PROBLEM TO WORK ON: Find each line in the following listing that has the string "странах", then state the count and nothing else.

[Saved data entries]
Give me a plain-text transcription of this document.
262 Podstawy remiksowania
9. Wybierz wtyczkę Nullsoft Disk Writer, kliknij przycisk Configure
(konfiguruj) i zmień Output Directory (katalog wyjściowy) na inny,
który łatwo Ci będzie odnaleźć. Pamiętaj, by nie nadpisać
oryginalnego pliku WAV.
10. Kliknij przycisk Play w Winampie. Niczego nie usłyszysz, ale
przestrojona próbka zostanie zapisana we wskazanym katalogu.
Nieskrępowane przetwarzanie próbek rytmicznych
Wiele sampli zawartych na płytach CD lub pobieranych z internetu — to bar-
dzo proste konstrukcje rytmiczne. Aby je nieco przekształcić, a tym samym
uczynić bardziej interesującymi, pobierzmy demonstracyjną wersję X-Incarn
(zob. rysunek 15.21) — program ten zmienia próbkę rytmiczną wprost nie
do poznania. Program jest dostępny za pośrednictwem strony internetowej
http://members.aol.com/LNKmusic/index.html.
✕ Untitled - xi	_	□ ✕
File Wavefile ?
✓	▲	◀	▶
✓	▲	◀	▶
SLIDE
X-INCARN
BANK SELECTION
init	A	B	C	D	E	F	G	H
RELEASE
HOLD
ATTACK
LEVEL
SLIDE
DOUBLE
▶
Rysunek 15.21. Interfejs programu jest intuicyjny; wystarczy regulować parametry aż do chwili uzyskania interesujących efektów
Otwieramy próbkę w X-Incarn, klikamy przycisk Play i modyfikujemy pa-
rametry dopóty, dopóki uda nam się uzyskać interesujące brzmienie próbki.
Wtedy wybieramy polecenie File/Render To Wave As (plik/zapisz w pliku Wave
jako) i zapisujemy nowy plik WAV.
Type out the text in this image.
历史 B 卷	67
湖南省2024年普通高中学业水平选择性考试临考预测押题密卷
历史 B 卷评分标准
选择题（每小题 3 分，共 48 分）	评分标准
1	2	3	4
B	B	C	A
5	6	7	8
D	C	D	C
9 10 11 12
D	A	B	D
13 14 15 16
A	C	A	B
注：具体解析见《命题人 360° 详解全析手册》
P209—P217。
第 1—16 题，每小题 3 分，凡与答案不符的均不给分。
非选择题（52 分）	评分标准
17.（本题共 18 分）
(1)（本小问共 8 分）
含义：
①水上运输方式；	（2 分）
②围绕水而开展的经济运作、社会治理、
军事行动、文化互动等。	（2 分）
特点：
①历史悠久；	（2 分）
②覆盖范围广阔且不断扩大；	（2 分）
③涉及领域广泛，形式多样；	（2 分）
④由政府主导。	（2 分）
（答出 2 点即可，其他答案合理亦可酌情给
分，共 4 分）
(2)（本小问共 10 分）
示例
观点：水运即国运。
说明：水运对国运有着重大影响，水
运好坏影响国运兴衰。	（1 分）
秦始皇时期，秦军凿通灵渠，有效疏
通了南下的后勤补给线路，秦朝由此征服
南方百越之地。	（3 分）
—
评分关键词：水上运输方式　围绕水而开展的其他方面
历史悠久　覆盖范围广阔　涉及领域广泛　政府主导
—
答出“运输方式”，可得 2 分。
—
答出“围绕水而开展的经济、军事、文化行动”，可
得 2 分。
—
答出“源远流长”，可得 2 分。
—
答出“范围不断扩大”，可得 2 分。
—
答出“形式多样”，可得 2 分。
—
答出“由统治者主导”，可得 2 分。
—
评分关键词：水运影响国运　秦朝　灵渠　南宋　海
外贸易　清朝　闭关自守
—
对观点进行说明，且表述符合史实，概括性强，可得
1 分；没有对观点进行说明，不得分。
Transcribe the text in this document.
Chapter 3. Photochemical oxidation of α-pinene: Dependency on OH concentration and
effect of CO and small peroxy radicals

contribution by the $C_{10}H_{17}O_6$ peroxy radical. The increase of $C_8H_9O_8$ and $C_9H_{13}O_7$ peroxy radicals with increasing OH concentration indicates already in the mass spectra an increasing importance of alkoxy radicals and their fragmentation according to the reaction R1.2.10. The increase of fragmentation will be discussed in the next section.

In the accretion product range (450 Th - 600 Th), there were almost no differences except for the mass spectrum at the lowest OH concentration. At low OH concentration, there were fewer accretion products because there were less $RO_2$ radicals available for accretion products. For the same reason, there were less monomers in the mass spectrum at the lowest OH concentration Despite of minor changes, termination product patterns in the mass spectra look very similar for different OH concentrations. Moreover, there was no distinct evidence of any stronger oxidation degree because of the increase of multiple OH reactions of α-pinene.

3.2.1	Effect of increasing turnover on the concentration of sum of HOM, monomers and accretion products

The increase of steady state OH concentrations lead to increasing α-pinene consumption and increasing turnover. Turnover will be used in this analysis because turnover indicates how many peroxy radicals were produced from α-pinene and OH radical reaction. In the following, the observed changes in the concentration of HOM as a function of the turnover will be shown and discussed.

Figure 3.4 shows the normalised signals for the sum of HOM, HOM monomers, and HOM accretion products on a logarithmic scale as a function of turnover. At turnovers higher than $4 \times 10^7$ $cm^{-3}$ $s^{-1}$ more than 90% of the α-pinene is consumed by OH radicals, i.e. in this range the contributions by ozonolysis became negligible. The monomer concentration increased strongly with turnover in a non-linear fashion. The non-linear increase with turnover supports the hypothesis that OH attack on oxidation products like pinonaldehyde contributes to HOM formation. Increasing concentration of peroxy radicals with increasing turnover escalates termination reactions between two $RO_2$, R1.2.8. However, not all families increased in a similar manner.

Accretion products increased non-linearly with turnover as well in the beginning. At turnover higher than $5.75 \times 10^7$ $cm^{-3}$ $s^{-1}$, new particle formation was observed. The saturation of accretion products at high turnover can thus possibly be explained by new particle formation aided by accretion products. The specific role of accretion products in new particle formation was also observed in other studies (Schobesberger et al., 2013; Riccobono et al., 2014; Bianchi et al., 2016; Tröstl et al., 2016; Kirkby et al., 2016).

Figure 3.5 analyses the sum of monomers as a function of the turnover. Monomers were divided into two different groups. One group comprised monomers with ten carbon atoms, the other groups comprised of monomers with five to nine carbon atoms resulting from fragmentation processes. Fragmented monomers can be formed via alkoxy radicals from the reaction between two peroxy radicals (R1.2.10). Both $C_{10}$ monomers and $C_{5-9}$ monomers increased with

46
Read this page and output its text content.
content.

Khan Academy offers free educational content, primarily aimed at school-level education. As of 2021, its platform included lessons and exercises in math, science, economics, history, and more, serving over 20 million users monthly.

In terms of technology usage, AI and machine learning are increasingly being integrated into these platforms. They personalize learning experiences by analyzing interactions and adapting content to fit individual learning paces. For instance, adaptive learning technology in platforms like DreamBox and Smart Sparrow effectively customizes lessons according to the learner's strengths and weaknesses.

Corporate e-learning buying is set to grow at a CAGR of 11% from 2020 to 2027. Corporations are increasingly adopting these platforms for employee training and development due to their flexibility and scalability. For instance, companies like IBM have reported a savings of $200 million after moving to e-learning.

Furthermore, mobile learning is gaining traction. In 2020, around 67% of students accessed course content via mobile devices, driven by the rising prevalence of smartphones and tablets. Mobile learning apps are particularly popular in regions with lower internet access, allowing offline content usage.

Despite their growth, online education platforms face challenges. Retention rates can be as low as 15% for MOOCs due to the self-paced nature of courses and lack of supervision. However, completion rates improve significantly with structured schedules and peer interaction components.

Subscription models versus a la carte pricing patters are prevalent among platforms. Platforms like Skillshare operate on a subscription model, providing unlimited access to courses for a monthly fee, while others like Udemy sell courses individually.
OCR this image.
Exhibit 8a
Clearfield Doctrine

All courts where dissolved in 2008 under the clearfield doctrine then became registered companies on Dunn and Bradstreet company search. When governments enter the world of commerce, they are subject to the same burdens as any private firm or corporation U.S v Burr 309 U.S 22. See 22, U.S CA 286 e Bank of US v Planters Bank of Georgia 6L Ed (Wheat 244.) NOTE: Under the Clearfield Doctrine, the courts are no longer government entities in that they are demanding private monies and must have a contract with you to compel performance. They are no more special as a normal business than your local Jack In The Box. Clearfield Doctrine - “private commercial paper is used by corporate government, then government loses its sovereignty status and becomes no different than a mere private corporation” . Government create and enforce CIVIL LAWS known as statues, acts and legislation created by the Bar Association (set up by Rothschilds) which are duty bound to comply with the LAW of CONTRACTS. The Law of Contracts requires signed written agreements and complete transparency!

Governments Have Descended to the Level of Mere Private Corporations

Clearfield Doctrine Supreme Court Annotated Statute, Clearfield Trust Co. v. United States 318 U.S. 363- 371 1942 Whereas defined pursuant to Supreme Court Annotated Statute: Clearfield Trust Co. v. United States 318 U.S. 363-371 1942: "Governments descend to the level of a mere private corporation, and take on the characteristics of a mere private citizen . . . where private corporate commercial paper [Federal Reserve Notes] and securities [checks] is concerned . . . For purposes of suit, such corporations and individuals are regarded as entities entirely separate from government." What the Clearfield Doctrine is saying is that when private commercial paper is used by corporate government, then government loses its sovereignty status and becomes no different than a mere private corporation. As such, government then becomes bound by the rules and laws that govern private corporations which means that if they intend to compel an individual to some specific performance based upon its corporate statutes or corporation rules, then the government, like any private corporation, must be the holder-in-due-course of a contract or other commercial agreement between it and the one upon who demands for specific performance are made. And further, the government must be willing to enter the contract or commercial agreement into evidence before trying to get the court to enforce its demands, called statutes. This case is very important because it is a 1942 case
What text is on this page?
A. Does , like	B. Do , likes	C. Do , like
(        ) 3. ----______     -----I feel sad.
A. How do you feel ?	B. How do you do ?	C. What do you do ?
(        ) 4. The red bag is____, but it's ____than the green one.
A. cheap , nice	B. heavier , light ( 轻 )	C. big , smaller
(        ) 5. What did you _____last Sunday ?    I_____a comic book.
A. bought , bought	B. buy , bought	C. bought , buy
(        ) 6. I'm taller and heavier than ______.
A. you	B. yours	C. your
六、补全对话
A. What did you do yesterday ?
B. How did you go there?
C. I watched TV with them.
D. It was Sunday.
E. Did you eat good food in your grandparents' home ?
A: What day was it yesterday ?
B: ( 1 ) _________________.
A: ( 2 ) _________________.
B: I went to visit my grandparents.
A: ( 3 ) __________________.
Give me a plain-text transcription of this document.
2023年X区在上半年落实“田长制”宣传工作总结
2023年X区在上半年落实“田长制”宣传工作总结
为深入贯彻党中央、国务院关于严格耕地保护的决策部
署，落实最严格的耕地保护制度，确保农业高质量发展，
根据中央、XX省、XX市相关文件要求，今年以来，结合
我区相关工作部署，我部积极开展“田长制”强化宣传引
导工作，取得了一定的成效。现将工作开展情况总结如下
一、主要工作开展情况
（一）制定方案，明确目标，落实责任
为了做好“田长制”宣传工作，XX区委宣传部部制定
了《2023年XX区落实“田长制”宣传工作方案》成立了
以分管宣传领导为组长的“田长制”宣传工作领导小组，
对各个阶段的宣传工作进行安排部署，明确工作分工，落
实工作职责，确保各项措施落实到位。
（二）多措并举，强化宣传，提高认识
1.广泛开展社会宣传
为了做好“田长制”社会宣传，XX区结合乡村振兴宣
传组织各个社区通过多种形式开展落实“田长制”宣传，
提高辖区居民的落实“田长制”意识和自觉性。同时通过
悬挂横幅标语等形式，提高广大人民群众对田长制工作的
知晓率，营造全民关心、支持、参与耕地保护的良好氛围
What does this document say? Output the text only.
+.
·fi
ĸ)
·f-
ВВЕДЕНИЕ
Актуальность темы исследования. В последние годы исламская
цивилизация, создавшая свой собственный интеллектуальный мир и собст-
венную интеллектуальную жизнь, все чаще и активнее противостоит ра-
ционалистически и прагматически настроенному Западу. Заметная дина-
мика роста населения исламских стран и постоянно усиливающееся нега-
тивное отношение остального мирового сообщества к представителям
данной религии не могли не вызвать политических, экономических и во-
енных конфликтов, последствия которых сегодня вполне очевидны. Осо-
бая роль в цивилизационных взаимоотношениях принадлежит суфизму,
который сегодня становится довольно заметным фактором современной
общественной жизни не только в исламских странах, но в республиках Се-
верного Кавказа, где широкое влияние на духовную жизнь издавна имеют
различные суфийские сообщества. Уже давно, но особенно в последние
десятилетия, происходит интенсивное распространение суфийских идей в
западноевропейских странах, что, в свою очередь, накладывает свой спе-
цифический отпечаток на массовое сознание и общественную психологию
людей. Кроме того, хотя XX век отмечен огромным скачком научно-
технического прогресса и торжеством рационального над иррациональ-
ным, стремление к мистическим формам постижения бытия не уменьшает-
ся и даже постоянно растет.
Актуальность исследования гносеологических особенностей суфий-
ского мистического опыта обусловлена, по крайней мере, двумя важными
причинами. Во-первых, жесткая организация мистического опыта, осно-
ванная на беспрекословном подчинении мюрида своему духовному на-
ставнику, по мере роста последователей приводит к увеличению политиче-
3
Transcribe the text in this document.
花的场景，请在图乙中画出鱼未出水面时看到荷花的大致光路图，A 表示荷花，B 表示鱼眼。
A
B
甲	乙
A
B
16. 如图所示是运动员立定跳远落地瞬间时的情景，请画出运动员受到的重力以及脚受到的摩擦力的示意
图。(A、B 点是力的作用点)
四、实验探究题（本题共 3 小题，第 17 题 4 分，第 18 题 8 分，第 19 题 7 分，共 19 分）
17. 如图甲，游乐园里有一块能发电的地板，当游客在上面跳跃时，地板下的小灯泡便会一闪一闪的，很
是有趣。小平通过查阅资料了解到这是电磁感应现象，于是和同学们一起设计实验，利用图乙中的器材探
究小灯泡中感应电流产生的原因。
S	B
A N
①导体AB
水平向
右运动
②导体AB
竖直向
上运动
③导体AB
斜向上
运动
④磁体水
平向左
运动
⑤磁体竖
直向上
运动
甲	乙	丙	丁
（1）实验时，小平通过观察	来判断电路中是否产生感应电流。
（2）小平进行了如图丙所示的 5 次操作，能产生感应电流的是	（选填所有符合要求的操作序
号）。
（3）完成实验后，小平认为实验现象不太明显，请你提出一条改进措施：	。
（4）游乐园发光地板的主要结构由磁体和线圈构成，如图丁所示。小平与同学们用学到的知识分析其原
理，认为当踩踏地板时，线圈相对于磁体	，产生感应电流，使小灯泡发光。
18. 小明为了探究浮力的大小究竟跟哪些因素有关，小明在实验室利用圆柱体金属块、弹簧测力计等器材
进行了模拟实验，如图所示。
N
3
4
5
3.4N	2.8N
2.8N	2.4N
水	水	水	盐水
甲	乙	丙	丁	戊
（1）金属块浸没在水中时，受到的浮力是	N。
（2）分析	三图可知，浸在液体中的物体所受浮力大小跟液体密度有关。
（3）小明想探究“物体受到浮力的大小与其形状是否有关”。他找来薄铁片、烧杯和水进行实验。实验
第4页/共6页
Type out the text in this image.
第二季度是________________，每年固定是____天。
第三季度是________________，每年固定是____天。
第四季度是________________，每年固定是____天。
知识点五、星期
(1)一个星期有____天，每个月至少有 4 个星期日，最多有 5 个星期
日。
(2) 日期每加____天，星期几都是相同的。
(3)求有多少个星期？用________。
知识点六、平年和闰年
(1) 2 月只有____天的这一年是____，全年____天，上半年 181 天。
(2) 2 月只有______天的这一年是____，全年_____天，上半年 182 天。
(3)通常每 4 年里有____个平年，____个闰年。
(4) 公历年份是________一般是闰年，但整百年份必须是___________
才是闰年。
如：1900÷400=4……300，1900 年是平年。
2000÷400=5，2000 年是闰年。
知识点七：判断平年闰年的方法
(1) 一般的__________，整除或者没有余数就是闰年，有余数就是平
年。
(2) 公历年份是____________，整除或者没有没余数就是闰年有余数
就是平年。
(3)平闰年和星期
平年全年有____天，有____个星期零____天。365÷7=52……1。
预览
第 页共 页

RESPONSE TO THIS TASK: 2